--- Start DATA FOR THIS EXERCISE ---

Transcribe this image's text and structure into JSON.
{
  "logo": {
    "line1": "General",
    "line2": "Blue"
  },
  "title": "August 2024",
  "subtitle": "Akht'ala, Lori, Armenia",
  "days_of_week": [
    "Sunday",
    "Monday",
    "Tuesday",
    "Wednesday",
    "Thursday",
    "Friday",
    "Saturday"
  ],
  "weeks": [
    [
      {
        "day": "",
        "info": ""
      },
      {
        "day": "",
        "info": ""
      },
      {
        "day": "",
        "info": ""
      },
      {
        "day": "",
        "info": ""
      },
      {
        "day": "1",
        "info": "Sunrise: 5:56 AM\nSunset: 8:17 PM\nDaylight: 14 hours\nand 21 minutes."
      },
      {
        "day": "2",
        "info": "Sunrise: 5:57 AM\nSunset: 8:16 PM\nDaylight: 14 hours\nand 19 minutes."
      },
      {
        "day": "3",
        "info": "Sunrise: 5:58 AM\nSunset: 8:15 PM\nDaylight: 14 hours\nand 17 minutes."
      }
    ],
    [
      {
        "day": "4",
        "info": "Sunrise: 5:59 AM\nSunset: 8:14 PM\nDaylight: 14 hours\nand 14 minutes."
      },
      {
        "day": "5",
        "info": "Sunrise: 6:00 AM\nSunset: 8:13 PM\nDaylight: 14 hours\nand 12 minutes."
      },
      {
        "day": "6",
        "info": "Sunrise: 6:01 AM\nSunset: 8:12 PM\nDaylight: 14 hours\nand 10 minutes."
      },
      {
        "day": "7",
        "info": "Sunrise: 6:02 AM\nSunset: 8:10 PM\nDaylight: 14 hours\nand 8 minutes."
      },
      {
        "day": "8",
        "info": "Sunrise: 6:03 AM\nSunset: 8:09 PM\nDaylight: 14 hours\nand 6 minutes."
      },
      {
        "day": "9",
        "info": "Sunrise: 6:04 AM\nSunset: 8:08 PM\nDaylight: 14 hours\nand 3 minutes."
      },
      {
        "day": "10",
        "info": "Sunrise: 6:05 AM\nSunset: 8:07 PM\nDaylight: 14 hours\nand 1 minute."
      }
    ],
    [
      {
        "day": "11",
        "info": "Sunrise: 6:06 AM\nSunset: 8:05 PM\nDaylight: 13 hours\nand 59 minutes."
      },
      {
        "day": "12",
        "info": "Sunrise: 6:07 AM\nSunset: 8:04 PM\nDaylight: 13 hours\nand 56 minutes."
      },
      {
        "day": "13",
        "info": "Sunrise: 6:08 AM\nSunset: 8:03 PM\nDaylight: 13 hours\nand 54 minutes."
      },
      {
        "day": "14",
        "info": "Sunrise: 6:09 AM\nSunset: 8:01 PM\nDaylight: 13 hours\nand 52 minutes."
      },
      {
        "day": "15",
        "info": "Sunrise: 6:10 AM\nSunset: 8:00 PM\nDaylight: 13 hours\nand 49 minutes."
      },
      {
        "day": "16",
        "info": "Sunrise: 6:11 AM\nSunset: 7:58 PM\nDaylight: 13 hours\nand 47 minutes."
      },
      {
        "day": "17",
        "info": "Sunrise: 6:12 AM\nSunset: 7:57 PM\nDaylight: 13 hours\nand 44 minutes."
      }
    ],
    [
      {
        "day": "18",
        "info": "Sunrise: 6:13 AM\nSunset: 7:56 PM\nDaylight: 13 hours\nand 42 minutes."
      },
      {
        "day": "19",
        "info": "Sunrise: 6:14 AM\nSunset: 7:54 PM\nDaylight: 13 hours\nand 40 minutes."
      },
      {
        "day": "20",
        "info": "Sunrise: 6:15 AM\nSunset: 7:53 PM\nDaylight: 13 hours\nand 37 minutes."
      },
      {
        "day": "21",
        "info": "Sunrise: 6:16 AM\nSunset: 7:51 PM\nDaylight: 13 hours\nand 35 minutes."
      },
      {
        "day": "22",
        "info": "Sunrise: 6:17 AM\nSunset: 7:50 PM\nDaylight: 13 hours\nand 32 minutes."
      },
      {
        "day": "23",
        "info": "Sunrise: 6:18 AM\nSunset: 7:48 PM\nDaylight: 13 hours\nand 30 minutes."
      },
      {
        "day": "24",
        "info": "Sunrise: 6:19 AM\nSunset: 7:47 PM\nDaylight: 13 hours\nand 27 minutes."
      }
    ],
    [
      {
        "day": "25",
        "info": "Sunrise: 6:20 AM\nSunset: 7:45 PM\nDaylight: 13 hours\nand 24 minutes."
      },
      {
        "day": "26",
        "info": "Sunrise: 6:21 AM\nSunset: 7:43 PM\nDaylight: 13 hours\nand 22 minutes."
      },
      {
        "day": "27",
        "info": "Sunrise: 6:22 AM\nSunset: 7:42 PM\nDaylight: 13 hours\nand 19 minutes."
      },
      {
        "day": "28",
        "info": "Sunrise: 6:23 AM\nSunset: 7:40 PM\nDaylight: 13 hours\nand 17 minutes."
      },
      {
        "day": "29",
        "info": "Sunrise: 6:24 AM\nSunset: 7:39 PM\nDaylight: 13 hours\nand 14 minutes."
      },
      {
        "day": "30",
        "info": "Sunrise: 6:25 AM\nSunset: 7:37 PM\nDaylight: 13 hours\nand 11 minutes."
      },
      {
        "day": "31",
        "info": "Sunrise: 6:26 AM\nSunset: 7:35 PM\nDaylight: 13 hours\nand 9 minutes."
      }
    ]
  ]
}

--- End DATA FOR THIS EXERCISE ---

Transcribe all lines as written.

* OUTPUT FOR THIS EXERCISE *
Transcribe this image's text and structure into JSON.
{
  "logo": {
    "line1": "General",
    "line2": "Blue"
  },
  "title": "August 2024",
  "subtitle": "Akht'ala, Lori, Armenia",
  "days_of_week": [
    "Sunday",
    "Monday",
    "Tuesday",
    "Wednesday",
    "Thursday",
    "Friday",
    "Saturday"
  ],
  "weeks": [
    [
      {
        "day": "",
        "info": ""
      },
      {
        "day": "",
        "info": ""
      },
      {
        "day": "",
        "info": ""
      },
      {
        "day": "",
        "info": ""
      },
      {
        "day": "1",
        "info": "Sunrise: 5:56 AM\nSunset: 8:17 PM\nDaylight: 14 hours\nand 21 minutes."
      },
      {
        "day": "2",
        "info": "Sunrise: 5:57 AM\nSunset: 8:16 PM\nDaylight: 14 hours\nand 19 minutes."
      },
      {
        "day": "3",
        "info": "Sunrise: 5:58 AM\nSunset: 8:15 PM\nDaylight: 14 hours\nand 17 minutes."
      }
    ],
    [
      {
        "day": "4",
        "info": "Sunrise: 5:59 AM\nSunset: 8:14 PM\nDaylight: 14 hours\nand 14 minutes."
      },
      {
        "day": "5",
        "info": "Sunrise: 6:00 AM\nSunset: 8:13 PM\nDaylight: 14 hours\nand 12 minutes."
      },
      {
        "day": "6",
        "info": "Sunrise: 6:01 AM\nSunset: 8:12 PM\nDaylight: 14 hours\nand 10 minutes."
      },
      {
        "day": "7",
        "info": "Sunrise: 6:02 AM\nSunset: 8:10 PM\nDaylight: 14 hours\nand 8 minutes."
      },
      {
        "day": "8",
        "info": "Sunrise: 6:03 AM\nSunset: 8:09 PM\nDaylight: 14 hours\nand 6 minutes."
      },
      {
        "day": "9",
        "info": "Sunrise: 6:04 AM\nSunset: 8:08 PM\nDaylight: 14 hours\nand 3 minutes."
      },
      {
        "day": "10",
        "info": "Sunrise: 6:05 AM\nSunset: 8:07 PM\nDaylight: 14 hours\nand 1 minute."
      }
    ],
    [
      {
        "day": "11",
        "info": "Sunrise: 6:06 AM\nSunset: 8:05 PM\nDaylight: 13 hours\nand 59 minutes."
      },
      {
        "day": "12",
        "info": "Sunrise: 6:07 AM\nSunset: 8:04 PM\nDaylight: 13 hours\nand 56 minutes."
      },
      {
        "day": "13",
        "info": "Sunrise: 6:08 AM\nSunset: 8:03 PM\nDaylight: 13 hours\nand 54 minutes."
      },
      {
        "day": "14",
        "info": "Sunrise: 6:09 AM\nSunset: 8:01 PM\nDaylight: 13 hours\nand 52 minutes."
      },
      {
        "day": "15",
        "info": "Sunrise: 6:10 AM\nSunset: 8:00 PM\nDaylight: 13 hours\nand 49 minutes."
      },
      {
        "day": "16",
        "info": "Sunrise: 6:11 AM\nSunset: 7:58 PM\nDaylight: 13 hours\nand 47 minutes."
      },
      {
        "day": "17",
        "info": "Sunrise: 6:12 AM\nSunset: 7:57 PM\nDaylight: 13 hours\nand 44 minutes."
      }
    ],
    [
      {
        "day": "18",
        "info": "Sunrise: 6:13 AM\nSunset: 7:56 PM\nDaylight: 13 hours\nand 42 minutes."
      },
      {
        "day": "19",
        "info": "Sunrise: 6:14 AM\nSunset: 7:54 PM\nDaylight: 13 hours\nand 40 minutes."
      },
      {
        "day": "20",
        "info": "Sunrise: 6:15 AM\nSunset: 7:53 PM\nDaylight: 13 hours\nand 37 minutes."
      },
      {
        "day": "21",
        "info": "Sunrise: 6:16 AM\nSunset: 7:51 PM\nDaylight: 13 hours\nand 35 minutes."
      },
      {
        "day": "22",
        "info": "Sunrise: 6:17 AM\nSunset: 7:50 PM\nDaylight: 13 hours\nand 32 minutes."
      },
      {
        "day": "23",
        "info": "Sunrise: 6:18 AM\nSunset: 7:48 PM\nDaylight: 13 hours\nand 30 minutes."
      },
      {
        "day": "24",
        "info": "Sunrise: 6:19 AM\nSunset: 7:47 PM\nDaylight: 13 hours\nand 27 minutes."
      }
    ],
    [
      {
        "day": "25",
        "info": "Sunrise: 6:20 AM\nSunset: 7:45 PM\nDaylight: 13 hours\nand 24 minutes."
      },
      {
        "day": "26",
        "info": "Sunrise: 6:21 AM\nSunset: 7:43 PM\nDaylight: 13 hours\nand 22 minutes."
      },
      {
        "day": "27",
        "info": "Sunrise: 6:22 AM\nSunset: 7:42 PM\nDaylight: 13 hours\nand 19 minutes."
      },
      {
        "day": "28",
        "info": "Sunrise: 6:23 AM\nSunset: 7:40 PM\nDaylight: 13 hours\nand 17 minutes."
      },
      {
        "day": "29",
        "info": "Sunrise: 6:24 AM\nSunset: 7:39 PM\nDaylight: 13 hours\nand 14 minutes."
      },
      {
        "day": "30",
        "info": "Sunrise: 6:25 AM\nSunset: 7:37 PM\nDaylight: 13 hours\nand 11 minutes."
      },
      {
        "day": "31",
        "info": "Sunrise: 6:26 AM\nSunset: 7:35 PM\nDaylight: 13 hours\nand 9 minutes."
      }
    ]
  ]
}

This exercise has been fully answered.